> [TASK PROMPT] Report the number of lines that include "serving", with no additional text.

> [ENTRIES SUPPLIED]
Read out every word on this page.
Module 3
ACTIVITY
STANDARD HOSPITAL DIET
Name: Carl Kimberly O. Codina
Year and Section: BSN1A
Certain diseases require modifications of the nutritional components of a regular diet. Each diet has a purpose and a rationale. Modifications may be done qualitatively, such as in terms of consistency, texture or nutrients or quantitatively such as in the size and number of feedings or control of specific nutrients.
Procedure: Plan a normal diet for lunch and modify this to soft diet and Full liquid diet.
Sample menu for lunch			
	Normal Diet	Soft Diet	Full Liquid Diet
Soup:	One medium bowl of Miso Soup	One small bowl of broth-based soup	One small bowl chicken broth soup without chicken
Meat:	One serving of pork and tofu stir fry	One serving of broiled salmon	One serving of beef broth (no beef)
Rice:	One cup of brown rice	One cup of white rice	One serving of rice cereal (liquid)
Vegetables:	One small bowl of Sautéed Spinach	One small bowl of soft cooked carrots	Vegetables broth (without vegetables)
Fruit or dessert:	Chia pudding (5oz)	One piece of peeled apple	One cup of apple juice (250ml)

==

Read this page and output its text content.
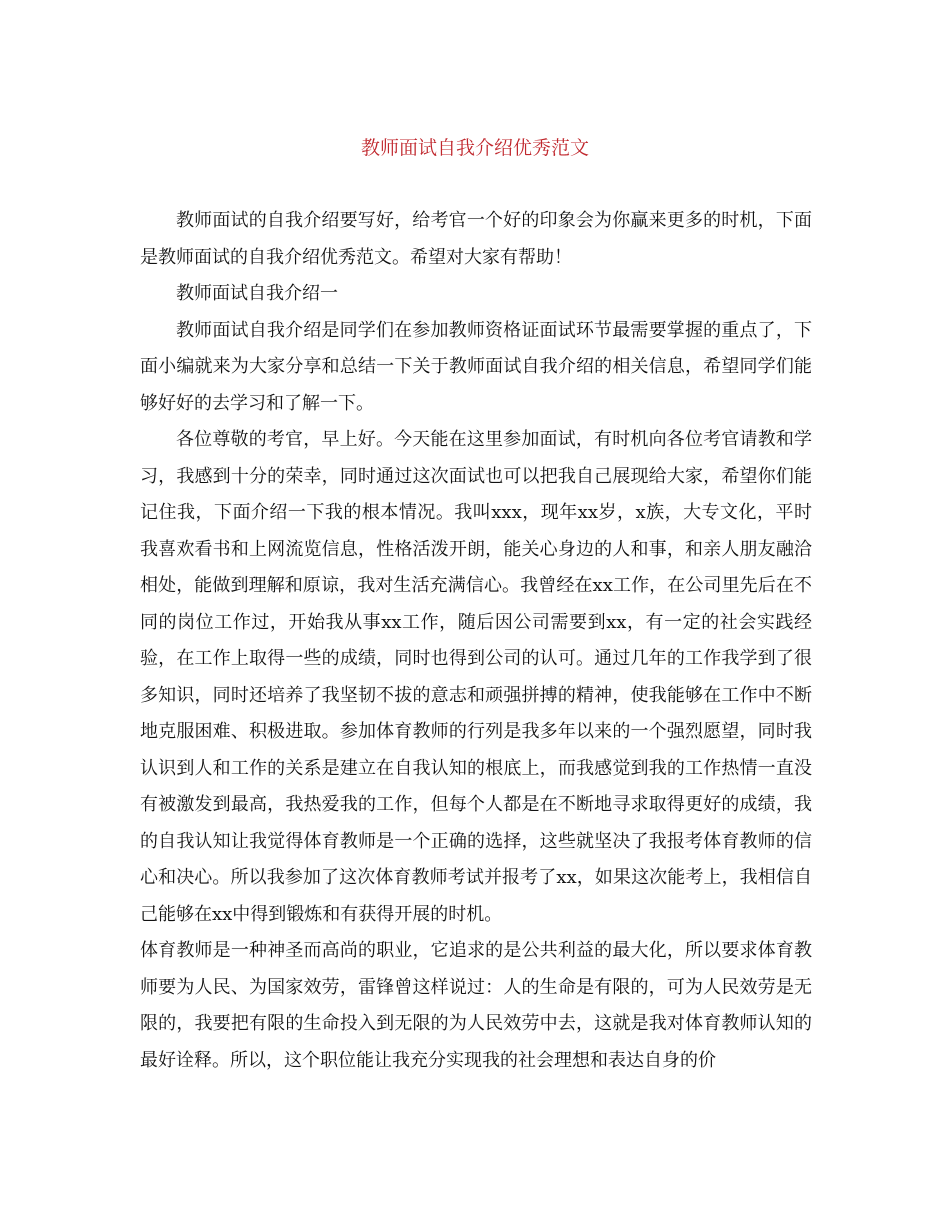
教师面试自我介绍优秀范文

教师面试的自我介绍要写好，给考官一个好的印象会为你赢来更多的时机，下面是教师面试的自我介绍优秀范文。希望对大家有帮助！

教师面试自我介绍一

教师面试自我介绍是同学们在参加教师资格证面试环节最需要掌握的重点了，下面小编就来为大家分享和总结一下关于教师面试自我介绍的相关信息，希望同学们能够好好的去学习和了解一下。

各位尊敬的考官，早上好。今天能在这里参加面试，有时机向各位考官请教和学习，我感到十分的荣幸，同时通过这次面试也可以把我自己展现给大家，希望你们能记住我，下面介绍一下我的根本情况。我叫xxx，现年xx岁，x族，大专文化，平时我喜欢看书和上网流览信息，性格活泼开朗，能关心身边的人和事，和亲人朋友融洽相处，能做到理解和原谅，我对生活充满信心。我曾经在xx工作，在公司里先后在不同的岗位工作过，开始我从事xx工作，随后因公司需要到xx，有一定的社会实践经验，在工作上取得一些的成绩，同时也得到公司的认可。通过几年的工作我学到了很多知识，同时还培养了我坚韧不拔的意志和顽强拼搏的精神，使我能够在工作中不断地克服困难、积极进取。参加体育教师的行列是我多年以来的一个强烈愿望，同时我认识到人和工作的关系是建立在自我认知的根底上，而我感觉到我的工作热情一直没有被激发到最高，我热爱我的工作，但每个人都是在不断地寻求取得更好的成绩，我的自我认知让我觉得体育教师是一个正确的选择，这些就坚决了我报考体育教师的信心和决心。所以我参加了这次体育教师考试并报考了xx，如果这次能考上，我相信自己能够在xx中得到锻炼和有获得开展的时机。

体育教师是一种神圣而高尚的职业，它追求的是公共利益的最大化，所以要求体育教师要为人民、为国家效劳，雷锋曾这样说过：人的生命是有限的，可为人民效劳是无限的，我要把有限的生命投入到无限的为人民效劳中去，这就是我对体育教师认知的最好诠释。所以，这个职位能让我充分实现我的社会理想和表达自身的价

> [SOLUTION] 2